:: Work item A ::
According to the THORChain lending text, what is the minimum term of loans given through the lending feature?
:: Work item B ::
Carry on the THORChain lending text from where it stops.

:: Text excerpt ::
========

Borrowers have freedom because the loans given through ThorChain’s lending feature have a minimum term of 30 days.
THORChain’s Circuit Breaker System
ThorChain has a circuit breaker mechanism in place to provide security and guard against inflation.
The system would halt new loans and turn off the lending feature in the event of a sharp decline in the value of RUNE, the native token of the Thorchain network, in comparison to collateral assets like BTC and ETH.
No more RUNE inflation is possible at this time, and the protocol’s reserve will pay for the remaining collateral payouts.
Have you seen THORChain’s layers of rate-limiting, circuit breakers and protections?
— THORChain (@THORChain) October 12, 2022
With the intention of eventually supporting other Layer 1 gas assets, such as Binance Coin (BNB), Litecoin (LTC), Avalanche (AVAX), and DOGE, the lending tool will initially only accept BTC and ETH as collateral.

========

:: Information supplied ::
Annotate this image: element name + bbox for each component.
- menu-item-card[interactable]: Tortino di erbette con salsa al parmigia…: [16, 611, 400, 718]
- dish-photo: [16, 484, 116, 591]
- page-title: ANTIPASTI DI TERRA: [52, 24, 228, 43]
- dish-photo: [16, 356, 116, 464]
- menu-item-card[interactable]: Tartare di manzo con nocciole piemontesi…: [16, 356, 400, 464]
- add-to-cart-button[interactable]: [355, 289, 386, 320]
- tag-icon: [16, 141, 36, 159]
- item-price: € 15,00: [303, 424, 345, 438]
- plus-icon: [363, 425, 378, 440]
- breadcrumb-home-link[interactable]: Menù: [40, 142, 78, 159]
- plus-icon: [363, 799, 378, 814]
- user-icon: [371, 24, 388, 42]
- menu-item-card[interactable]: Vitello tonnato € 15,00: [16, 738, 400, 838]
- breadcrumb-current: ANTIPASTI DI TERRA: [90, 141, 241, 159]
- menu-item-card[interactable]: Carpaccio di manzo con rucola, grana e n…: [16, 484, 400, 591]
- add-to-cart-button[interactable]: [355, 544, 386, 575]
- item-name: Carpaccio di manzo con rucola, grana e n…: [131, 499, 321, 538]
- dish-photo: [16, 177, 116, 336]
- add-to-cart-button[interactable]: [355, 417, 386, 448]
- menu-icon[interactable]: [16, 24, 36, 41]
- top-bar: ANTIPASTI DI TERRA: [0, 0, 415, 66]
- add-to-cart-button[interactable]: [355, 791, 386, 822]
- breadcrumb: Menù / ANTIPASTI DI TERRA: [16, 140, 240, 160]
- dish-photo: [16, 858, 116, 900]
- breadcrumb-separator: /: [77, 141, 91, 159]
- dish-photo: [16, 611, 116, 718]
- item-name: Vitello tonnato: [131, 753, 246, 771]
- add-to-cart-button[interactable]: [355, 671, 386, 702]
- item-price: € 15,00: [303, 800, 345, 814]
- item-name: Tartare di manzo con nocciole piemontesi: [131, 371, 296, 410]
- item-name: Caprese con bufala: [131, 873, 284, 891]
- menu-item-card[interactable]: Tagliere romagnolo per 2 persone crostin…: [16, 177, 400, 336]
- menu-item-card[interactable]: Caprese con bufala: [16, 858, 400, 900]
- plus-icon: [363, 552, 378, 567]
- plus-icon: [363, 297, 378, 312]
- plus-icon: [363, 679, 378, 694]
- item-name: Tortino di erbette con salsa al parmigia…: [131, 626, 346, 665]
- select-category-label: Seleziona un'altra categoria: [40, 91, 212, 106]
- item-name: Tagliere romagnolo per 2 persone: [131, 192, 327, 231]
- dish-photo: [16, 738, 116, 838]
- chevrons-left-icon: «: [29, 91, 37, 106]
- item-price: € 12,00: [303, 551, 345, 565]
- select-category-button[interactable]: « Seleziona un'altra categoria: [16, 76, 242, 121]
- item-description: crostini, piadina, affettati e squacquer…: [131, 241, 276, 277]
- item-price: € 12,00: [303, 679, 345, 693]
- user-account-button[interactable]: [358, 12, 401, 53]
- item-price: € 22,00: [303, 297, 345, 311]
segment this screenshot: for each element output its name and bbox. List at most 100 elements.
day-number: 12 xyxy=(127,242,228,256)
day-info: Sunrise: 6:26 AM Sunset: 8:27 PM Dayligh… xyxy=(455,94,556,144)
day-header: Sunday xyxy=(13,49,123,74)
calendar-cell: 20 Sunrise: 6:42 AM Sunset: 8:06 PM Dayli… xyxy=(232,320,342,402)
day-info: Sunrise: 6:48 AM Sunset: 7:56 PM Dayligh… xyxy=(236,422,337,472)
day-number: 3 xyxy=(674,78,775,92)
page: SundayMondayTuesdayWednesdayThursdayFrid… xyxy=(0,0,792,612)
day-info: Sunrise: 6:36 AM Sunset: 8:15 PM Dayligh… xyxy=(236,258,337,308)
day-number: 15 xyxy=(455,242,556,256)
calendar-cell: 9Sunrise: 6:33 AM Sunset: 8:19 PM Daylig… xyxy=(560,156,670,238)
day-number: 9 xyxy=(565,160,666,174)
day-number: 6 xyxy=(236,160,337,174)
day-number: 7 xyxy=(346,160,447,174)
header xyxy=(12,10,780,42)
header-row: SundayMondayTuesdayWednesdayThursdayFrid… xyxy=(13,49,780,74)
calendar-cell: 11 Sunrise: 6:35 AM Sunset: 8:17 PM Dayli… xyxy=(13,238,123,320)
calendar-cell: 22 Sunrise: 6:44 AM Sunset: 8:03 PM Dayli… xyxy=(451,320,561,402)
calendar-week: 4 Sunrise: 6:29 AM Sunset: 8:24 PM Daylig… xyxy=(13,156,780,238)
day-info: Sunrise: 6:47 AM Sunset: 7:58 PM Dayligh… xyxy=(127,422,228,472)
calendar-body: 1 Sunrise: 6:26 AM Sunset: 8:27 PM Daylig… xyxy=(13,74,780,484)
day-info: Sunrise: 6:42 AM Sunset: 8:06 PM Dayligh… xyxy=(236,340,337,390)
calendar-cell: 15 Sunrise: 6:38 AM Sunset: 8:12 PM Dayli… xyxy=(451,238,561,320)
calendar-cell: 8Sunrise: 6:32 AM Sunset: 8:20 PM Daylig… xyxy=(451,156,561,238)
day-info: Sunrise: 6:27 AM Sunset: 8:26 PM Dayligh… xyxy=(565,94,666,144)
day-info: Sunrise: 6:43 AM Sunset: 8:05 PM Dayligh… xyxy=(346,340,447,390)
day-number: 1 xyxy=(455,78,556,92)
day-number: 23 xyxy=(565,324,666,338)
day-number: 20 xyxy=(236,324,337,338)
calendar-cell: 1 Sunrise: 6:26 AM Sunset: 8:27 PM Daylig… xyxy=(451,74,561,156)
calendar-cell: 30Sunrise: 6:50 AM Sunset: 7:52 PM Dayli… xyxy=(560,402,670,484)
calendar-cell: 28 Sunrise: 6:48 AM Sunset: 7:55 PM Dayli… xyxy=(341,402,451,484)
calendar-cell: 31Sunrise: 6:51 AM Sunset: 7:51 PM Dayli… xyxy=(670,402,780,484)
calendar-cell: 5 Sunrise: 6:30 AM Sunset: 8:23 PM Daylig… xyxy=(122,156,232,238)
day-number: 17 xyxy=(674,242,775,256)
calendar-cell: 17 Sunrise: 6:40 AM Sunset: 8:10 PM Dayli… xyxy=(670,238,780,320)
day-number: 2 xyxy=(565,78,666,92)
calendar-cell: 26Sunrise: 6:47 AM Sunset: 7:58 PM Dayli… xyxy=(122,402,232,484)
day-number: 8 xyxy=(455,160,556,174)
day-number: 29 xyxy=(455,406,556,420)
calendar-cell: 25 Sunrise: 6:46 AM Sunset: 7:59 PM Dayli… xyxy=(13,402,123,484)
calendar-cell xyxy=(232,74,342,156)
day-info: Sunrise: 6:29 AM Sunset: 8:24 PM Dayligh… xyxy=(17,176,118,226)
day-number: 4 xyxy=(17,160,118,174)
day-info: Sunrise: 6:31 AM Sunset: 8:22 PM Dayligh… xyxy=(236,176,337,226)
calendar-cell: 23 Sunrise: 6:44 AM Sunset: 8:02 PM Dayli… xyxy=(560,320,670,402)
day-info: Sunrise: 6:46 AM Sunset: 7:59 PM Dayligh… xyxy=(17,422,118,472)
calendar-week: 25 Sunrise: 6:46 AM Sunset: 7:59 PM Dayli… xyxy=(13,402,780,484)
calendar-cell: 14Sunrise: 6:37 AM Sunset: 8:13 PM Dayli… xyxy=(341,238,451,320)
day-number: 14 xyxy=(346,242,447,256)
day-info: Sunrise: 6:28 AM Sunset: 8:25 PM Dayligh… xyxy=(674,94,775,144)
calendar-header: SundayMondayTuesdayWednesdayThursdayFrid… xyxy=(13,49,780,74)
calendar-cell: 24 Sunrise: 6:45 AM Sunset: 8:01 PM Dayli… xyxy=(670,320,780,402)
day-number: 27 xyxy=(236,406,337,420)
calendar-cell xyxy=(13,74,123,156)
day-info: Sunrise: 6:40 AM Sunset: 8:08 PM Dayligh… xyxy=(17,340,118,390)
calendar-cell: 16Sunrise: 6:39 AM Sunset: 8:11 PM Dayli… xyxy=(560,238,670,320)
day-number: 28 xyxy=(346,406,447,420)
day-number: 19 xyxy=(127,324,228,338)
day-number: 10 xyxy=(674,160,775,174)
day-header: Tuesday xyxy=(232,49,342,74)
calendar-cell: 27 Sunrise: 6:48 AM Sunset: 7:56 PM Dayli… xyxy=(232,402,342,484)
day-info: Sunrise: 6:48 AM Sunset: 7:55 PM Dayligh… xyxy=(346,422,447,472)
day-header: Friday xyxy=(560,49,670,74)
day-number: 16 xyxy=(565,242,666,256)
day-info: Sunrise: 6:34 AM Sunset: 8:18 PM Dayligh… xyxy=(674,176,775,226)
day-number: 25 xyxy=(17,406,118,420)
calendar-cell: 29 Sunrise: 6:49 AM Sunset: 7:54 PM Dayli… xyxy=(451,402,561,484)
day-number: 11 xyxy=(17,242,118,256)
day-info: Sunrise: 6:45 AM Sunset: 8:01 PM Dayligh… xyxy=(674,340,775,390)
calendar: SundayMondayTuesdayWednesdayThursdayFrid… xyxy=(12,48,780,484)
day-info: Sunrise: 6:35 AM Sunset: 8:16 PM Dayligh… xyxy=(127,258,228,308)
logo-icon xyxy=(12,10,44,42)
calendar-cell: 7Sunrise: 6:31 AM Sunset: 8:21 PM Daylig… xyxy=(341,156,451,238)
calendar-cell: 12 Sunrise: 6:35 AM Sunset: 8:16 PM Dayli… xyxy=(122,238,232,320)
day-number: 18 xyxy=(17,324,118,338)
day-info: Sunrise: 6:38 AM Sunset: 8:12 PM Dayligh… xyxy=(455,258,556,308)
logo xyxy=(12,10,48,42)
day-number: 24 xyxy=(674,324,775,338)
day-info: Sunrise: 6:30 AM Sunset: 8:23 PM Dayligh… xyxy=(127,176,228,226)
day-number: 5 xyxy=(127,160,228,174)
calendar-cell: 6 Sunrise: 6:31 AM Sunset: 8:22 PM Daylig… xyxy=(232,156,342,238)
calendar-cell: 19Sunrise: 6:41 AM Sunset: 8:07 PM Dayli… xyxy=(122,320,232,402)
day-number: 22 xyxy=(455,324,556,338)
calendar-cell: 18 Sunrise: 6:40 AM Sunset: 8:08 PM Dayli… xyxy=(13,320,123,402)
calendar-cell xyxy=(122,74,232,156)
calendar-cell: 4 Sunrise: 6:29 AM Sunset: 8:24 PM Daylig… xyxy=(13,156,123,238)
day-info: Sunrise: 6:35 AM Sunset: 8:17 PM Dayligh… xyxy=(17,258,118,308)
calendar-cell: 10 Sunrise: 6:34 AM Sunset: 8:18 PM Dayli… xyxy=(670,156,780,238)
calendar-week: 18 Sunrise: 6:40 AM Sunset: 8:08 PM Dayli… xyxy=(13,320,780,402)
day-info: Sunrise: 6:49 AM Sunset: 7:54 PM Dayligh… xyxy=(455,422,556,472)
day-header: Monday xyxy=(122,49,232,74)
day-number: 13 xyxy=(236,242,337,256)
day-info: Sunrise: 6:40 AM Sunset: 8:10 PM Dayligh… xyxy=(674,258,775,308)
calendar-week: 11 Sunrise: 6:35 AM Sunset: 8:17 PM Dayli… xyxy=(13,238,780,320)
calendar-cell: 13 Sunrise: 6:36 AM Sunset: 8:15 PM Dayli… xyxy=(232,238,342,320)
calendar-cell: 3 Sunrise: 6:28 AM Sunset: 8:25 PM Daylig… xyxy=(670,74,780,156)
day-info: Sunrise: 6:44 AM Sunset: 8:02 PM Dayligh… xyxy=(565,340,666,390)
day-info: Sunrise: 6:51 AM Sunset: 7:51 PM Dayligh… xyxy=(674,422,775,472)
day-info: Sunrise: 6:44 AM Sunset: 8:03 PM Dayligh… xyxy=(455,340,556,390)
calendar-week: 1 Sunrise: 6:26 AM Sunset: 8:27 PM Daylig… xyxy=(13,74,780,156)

========

:: Exercise answer A ::
30 days.

:: Exercise answer B ::
ThorChain’s native token, RUNE, has decreased by about 8% over the previous 24 hours as of the most recent update and is presently trading at $1.694 despite the excitement surrounding the introduction of the new loan protocol.
What people must learn, is the Token is the main Tool 🛠️,
But THORChain ⚡️ is many more than ᚱUNE!
— Juggernaut ⚡ᚱ ⚒️ (🎭,🍫) ☢️ (@Fakk2) December 17, 2022
Nevertheless, despite a concomitant rise in the social volume of the THORChain cryptocurrency, the token has managed to sustain significant gains of 20% and 80% over the past seven and fourteen days, respectively.